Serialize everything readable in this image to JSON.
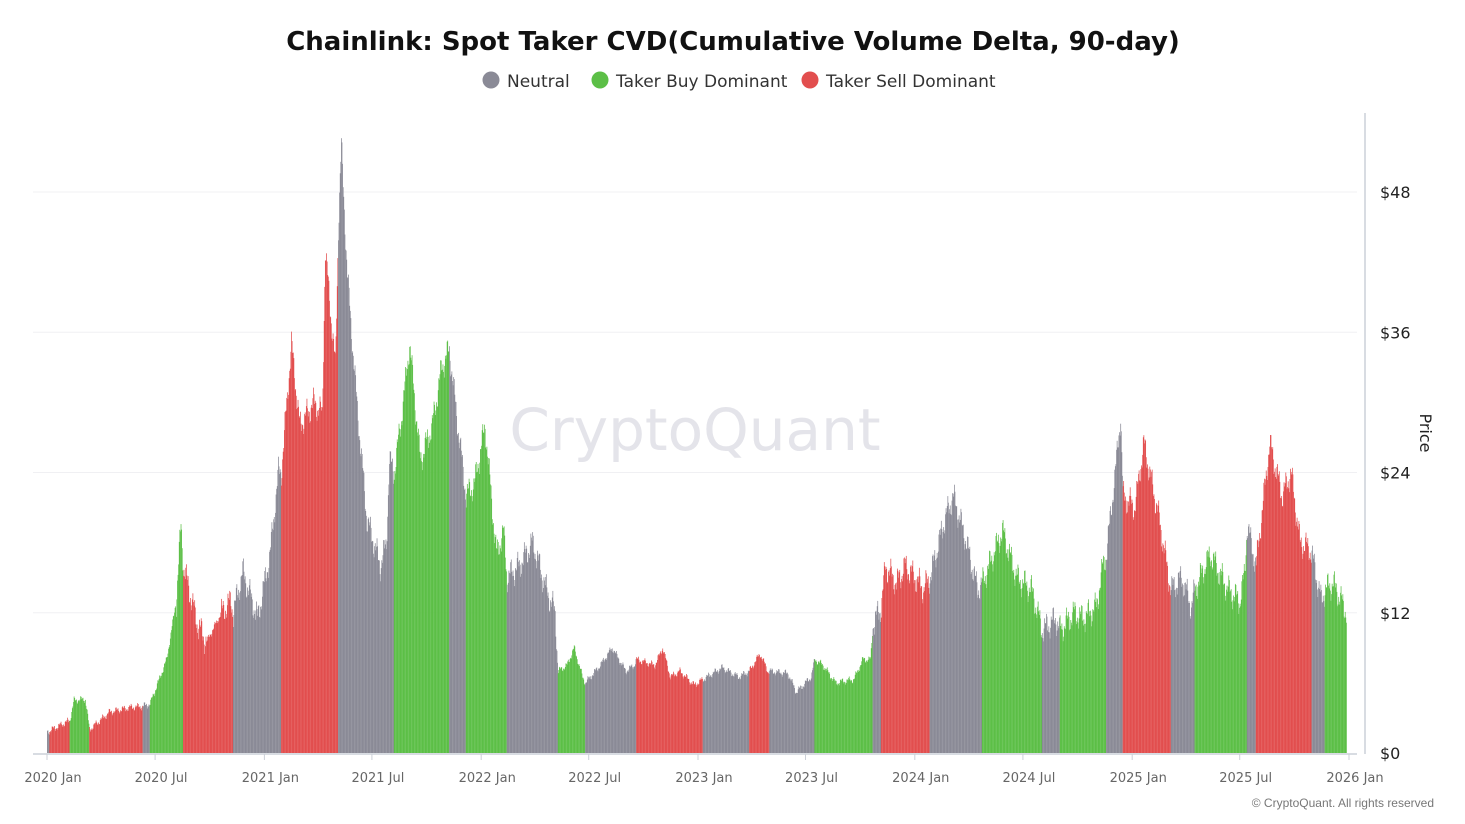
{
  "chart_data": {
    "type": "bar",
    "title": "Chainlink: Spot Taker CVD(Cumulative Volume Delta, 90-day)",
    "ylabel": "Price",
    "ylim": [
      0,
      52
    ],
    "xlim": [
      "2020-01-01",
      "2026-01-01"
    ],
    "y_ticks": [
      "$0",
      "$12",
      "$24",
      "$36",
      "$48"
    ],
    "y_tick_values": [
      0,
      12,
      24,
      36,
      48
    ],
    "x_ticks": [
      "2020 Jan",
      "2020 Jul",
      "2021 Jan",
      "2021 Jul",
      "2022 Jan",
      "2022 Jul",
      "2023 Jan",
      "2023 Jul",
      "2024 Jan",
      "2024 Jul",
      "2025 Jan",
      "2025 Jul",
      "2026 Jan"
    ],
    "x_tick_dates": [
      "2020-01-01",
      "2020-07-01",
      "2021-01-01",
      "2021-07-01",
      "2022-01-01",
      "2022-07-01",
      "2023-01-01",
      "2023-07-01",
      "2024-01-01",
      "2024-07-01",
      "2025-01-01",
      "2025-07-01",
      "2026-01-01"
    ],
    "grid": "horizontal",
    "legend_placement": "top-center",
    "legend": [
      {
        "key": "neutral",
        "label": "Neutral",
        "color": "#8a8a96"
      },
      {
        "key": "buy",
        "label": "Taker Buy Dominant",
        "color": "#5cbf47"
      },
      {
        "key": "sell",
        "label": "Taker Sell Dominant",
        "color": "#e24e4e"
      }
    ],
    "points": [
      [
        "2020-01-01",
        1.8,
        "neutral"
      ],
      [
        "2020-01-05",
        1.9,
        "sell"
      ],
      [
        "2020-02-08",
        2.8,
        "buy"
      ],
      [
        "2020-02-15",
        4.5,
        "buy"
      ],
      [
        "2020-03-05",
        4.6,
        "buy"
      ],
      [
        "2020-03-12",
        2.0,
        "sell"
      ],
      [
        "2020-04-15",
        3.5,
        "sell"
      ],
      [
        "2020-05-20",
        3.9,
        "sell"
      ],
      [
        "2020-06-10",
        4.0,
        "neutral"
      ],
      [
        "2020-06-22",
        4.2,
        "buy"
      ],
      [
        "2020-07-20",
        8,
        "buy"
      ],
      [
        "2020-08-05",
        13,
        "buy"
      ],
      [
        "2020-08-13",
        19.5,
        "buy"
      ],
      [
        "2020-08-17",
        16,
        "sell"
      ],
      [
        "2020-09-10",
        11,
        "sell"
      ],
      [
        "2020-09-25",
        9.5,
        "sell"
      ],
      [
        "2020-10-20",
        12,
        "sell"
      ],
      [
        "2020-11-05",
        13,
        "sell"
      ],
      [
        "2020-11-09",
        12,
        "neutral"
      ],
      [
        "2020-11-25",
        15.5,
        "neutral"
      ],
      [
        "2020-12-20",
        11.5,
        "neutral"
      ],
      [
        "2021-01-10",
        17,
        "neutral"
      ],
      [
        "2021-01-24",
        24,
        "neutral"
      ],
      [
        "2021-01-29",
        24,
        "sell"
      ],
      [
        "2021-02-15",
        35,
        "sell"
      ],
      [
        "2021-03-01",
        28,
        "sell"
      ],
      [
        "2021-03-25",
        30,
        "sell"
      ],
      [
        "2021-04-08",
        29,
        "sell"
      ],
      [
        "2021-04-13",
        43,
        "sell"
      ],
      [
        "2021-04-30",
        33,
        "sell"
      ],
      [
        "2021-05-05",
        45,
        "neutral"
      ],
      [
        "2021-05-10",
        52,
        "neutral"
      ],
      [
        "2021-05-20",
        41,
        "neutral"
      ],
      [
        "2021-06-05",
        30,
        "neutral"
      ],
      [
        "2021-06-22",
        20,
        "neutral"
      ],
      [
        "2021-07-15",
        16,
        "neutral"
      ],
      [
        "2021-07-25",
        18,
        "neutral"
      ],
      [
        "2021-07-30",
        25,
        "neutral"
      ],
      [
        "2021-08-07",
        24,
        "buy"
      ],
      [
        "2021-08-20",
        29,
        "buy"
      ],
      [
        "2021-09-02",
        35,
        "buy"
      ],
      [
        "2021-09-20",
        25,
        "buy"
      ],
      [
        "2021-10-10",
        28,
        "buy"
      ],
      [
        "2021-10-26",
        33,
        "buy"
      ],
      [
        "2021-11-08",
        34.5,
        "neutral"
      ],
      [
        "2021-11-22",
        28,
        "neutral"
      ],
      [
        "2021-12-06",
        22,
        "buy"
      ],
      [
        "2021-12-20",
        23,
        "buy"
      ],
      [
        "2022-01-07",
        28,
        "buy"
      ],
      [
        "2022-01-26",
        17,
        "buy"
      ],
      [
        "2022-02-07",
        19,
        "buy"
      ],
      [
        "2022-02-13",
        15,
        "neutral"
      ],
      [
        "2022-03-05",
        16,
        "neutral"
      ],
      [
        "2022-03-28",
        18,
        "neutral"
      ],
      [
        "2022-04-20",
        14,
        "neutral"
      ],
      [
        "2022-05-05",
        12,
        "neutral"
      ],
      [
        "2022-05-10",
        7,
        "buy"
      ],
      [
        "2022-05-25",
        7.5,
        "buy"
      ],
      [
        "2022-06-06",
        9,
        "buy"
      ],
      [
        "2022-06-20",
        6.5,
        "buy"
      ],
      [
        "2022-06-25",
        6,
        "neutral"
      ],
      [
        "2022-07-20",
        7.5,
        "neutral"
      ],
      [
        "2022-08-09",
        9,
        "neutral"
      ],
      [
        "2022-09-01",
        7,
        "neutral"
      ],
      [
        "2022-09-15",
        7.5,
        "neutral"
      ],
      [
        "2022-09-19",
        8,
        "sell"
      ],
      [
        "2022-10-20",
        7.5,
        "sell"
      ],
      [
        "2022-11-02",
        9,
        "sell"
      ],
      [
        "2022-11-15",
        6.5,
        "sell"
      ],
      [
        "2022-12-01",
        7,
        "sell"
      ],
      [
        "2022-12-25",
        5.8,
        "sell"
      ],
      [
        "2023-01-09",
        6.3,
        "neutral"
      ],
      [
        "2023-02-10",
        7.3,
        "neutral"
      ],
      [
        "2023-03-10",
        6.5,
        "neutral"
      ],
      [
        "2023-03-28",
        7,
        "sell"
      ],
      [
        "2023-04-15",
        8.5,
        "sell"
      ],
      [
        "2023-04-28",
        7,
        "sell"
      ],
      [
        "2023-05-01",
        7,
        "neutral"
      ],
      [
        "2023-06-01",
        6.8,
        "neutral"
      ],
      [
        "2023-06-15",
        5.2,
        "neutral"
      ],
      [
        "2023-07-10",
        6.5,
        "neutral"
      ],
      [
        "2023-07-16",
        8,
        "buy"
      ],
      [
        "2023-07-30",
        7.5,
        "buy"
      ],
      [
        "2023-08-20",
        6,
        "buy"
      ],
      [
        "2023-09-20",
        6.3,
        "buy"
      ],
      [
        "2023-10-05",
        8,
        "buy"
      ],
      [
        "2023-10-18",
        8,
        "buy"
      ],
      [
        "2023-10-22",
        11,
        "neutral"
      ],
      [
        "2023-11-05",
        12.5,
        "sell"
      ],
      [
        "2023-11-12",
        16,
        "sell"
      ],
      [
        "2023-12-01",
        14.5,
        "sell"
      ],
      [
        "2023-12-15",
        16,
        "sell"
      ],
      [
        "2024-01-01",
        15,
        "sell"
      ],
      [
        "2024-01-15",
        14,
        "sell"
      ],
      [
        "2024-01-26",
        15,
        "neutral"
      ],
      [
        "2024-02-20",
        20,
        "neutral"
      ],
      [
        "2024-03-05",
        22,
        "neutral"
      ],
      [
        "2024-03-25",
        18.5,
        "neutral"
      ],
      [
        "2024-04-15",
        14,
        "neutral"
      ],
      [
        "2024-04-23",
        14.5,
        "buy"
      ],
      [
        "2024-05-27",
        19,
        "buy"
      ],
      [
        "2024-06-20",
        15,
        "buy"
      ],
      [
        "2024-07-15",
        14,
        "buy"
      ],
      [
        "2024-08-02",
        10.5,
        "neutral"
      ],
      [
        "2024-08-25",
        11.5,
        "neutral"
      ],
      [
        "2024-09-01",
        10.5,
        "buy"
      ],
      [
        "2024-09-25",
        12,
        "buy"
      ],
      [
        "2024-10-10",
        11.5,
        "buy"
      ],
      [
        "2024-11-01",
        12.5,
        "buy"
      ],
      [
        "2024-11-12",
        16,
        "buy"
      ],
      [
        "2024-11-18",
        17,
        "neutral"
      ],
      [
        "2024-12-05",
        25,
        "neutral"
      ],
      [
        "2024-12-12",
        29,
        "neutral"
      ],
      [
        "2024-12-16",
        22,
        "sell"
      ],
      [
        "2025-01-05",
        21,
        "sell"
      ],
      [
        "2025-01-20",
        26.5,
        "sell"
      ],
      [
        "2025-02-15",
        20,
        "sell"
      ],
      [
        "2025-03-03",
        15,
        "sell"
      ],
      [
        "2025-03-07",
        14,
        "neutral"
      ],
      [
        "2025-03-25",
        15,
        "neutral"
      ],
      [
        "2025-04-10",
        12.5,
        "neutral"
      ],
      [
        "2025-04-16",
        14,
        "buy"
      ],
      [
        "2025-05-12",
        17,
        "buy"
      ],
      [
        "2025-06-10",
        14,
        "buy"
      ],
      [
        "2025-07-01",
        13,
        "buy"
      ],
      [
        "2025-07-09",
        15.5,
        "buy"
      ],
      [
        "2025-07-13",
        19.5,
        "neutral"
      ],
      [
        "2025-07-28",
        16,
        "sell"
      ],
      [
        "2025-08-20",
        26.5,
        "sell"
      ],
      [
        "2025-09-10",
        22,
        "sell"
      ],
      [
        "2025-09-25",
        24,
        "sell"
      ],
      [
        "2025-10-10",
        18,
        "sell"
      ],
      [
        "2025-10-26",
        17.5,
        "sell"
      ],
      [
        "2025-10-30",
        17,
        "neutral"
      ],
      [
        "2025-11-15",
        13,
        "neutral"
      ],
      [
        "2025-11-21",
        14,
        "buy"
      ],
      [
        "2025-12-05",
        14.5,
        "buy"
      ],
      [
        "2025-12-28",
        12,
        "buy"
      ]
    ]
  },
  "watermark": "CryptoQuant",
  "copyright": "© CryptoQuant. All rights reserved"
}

▸ **Exercise prompt**: Copy and report every line where the word "Taker" is present.

▸ **Task result**:
    "title": "Chainlink: Spot Taker CVD(Cumulative Volume Delta, 90-day)",
        "label": "Taker Buy Dominant",
        "label": "Taker Sell Dominant",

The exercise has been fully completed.